• _WHAT YOU SHOULD DO_
Select the lines that contain "data" and copy each of them.

• _PROVIDED RECORDS_
####

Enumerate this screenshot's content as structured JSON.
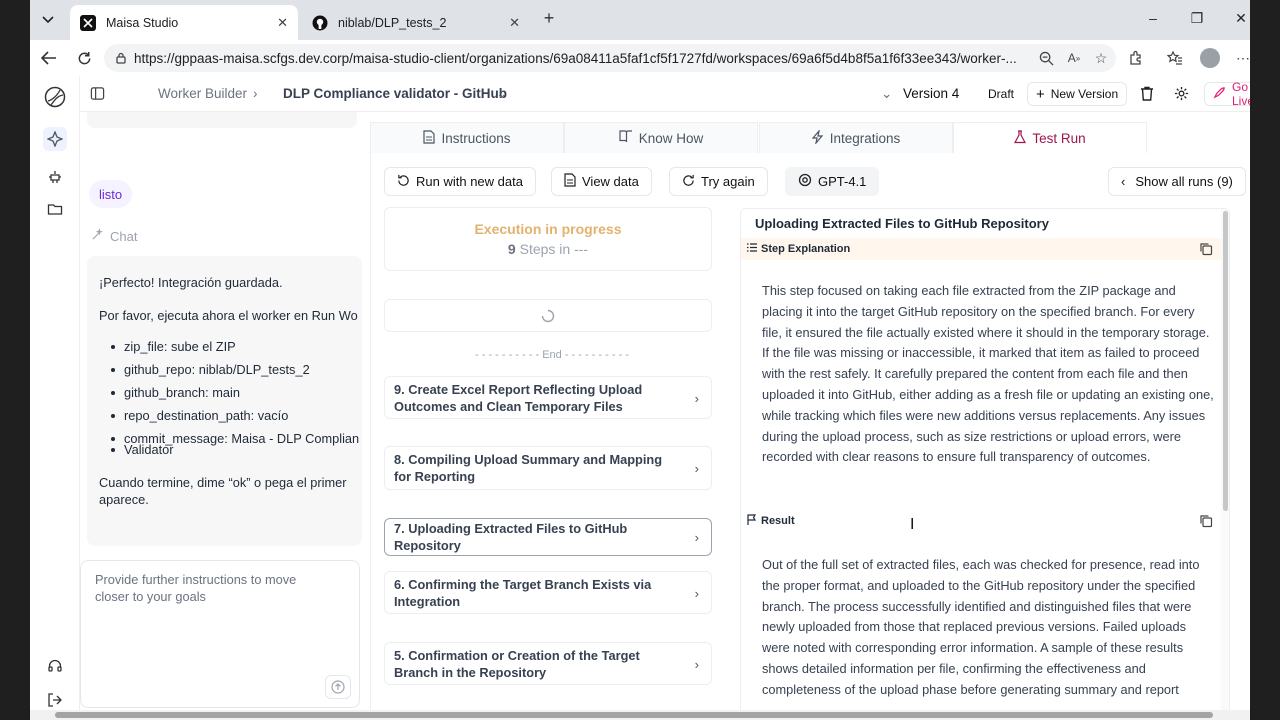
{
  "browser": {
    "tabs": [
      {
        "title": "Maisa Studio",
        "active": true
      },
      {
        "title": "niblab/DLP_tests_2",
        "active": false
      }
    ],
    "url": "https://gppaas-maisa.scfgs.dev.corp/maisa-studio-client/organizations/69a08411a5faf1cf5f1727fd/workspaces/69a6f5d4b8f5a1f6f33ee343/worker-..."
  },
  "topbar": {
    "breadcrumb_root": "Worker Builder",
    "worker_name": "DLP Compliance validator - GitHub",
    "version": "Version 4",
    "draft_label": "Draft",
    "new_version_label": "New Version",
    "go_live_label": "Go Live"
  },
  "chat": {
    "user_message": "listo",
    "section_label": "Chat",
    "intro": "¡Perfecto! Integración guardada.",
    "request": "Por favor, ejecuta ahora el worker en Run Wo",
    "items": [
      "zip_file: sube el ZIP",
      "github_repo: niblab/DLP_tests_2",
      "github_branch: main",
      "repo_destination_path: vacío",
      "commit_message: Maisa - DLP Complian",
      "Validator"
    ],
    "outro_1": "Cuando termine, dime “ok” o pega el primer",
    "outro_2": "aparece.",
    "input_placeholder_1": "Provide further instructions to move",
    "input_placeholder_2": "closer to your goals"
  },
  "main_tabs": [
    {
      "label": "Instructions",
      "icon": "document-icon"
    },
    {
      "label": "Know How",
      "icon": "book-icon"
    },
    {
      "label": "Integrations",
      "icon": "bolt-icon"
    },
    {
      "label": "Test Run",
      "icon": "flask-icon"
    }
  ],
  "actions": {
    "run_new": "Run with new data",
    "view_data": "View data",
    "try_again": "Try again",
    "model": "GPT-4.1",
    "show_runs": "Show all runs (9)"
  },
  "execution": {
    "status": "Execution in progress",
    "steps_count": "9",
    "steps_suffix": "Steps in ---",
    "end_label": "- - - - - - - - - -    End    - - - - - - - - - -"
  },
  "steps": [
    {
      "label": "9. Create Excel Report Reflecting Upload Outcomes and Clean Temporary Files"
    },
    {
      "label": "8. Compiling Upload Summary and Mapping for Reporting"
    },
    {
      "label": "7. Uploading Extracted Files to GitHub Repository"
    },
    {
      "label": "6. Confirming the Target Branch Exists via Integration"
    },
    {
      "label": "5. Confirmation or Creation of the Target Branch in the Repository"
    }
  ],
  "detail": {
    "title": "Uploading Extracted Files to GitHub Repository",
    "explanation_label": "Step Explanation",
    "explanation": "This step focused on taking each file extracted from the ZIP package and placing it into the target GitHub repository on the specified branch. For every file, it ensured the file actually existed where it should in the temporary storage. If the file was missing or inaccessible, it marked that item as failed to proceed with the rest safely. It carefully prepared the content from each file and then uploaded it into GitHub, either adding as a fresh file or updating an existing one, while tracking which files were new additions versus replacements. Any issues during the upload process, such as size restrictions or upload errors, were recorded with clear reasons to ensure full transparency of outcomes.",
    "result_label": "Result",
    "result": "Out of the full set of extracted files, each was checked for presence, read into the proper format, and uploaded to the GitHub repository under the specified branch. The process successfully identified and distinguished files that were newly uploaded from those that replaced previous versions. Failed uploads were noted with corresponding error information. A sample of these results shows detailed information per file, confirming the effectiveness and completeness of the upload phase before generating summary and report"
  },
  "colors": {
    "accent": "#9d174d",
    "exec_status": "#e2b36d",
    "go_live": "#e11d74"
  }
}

####

• _RESULT OF THIS TASK_
    "run_new": "Run with new data",
    "view_data": "View data",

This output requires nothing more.